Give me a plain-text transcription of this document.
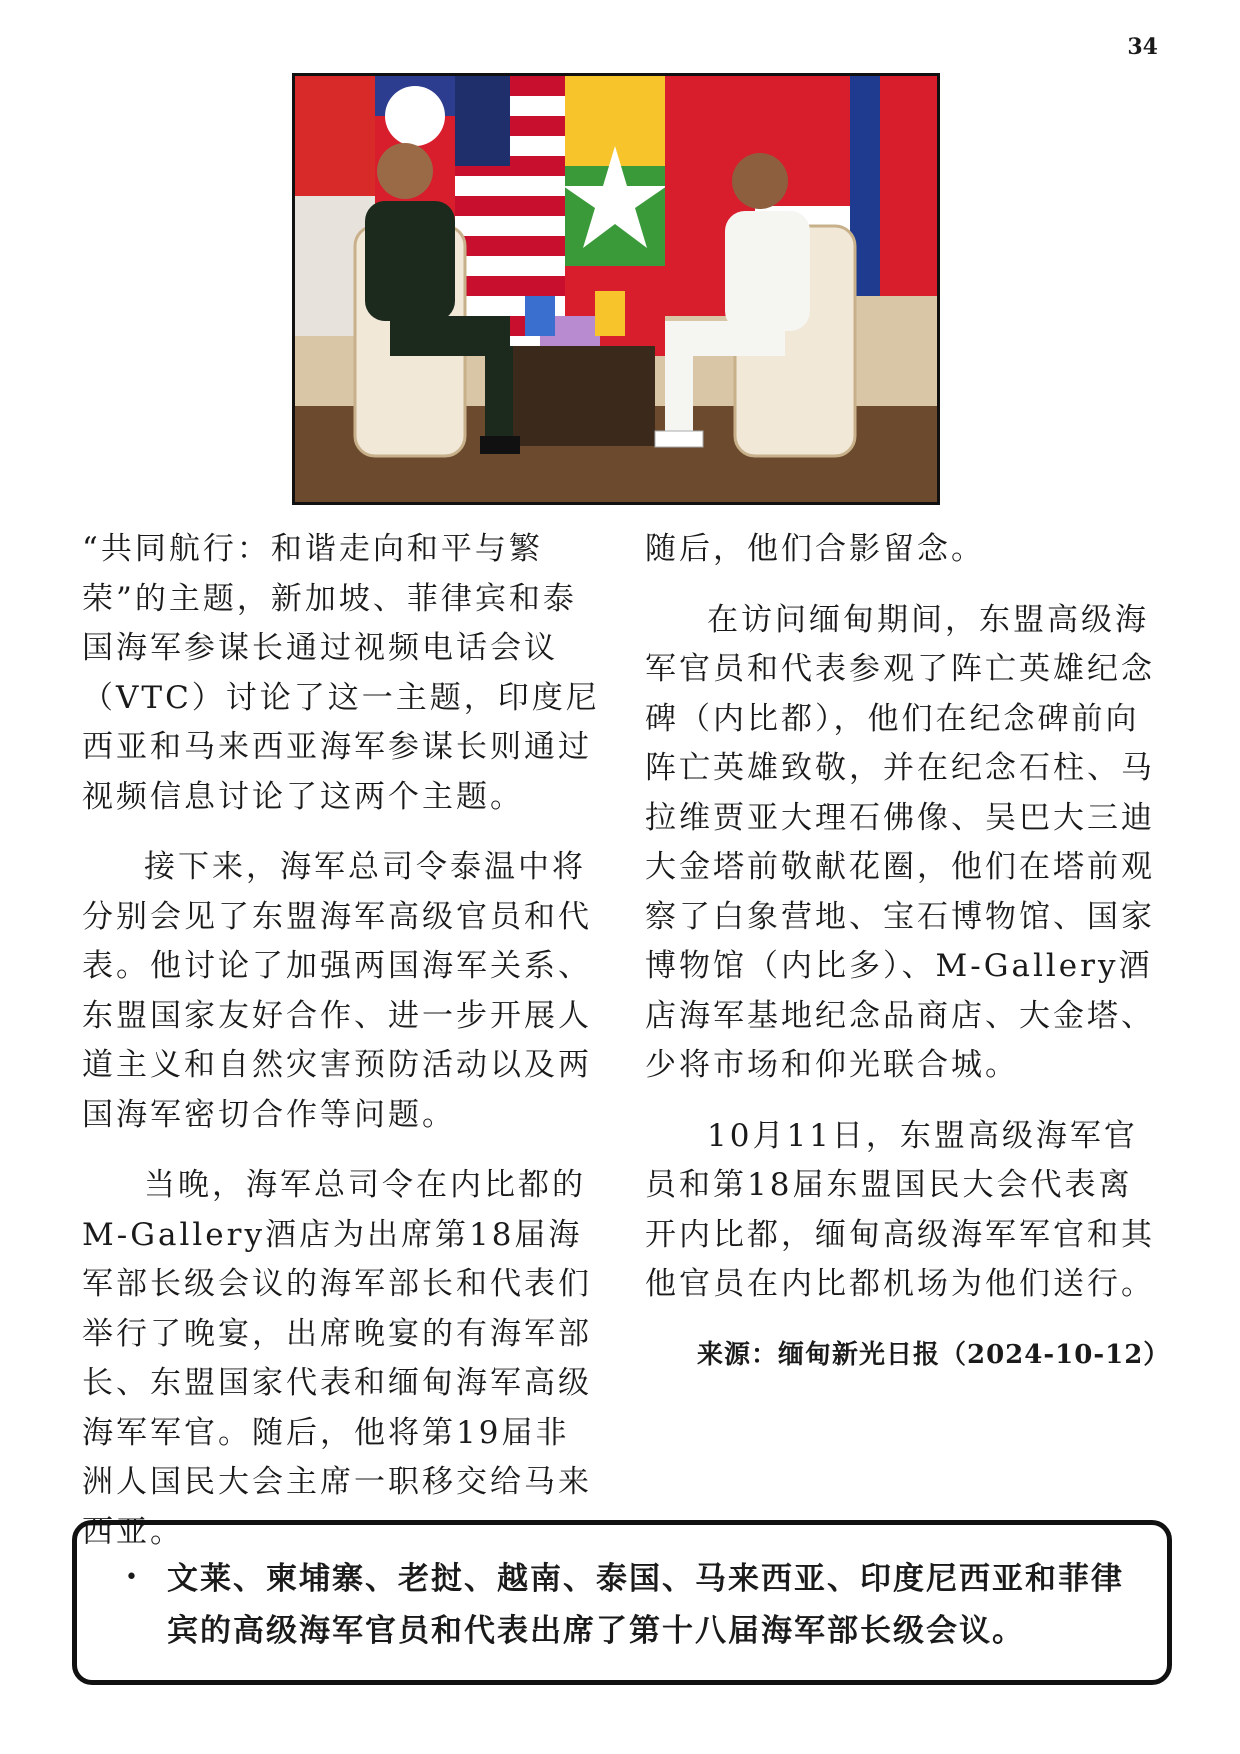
34

“共同航行：和谐走向和平与繁荣”的主题，新加坡、菲律宾和泰国海军参谋长通过视频电话会议（VTC）讨论了这一主题，印度尼西亚和马来西亚海军参谋长则通过视频信息讨论了这两个主题。

接下来，海军总司令泰温中将分别会见了东盟海军高级官员和代表。他讨论了加强两国海军关系、东盟国家友好合作、进一步开展人道主义和自然灾害预防活动以及两国海军密切合作等问题。

当晚，海军总司令在内比都的M-Gallery酒店为出席第18届海军部长级会议的海军部长和代表们举行了晚宴，出席晚宴的有海军部长、东盟国家代表和缅甸海军高级海军军官。随后，他将第19届非洲人国民大会主席一职移交给马来西亚。

随后，他们合影留念。

在访问缅甸期间，东盟高级海军官员和代表参观了阵亡英雄纪念碑（内比都），他们在纪念碑前向阵亡英雄致敬，并在纪念石柱、马拉维贾亚大理石佛像、吴巴大三迪大金塔前敬献花圈，他们在塔前观察了白象营地、宝石博物馆、国家博物馆（内比多）、M-Gallery酒店海军基地纪念品商店、大金塔、少将市场和仰光联合城。

10月11日，东盟高级海军官员和第18届东盟国民大会代表离开内比都，缅甸高级海军军官和其他官员在内比都机场为他们送行。

来源：缅甸新光日报（2024-10-12）
• 文莱、柬埔寨、老挝、越南、泰国、马来西亚、印度尼西亚和菲律宾的高级海军官员和代表出席了第十八届海军部长级会议。
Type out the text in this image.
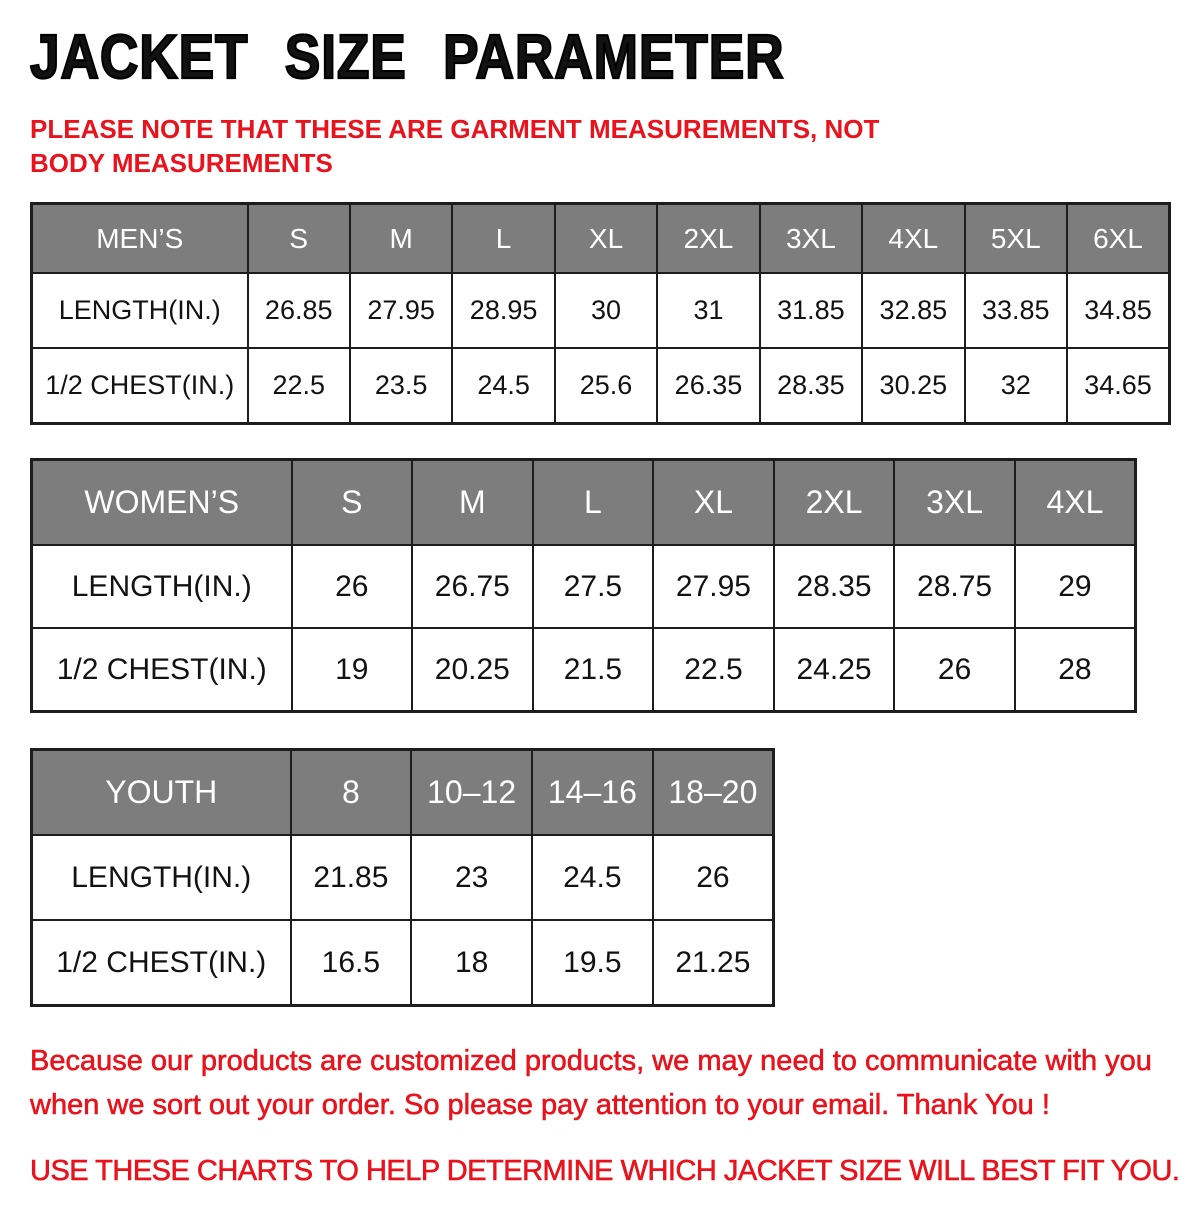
JACKET SIZE PARAMETER

PLEASE NOTE THAT THESE ARE GARMENT MEASUREMENTS, NOT BODY MEASUREMENTS

MEN’S	S	M	L	XL	2XL	3XL	4XL	5XL	6XL
LENGTH(IN.)	26.85	27.95	28.95	30	31	31.85	32.85	33.85	34.85
1/2 CHEST(IN.)	22.5	23.5	24.5	25.6	26.35	28.35	30.25	32	34.65
WOMEN’S	S	M	L	XL	2XL	3XL	4XL
LENGTH(IN.)	26	26.75	27.5	27.95	28.35	28.75	29
1/2 CHEST(IN.)	19	20.25	21.5	22.5	24.25	26	28
YOUTH	8	10–12	14–16	18–20
LENGTH(IN.)	21.85	23	24.5	26
1/2 CHEST(IN.)	16.5	18	19.5	21.25

Because our products are customized products, we may need to communicate with you when we sort out your order. So please pay attention to your email. Thank You !

USE THESE CHARTS TO HELP DETERMINE WHICH JACKET SIZE WILL BEST FIT YOU.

****************************************

Your objective
Copy all the lines above that hold the string "LENGTH".

The response
LENGTH(IN.)	26.85	27.95	28.95	30	31	31.85	32.85	33.85	34.85
LENGTH(IN.)	26	26.75	27.5	27.95	28.35	28.75	29
LENGTH(IN.)	21.85	23	24.5	26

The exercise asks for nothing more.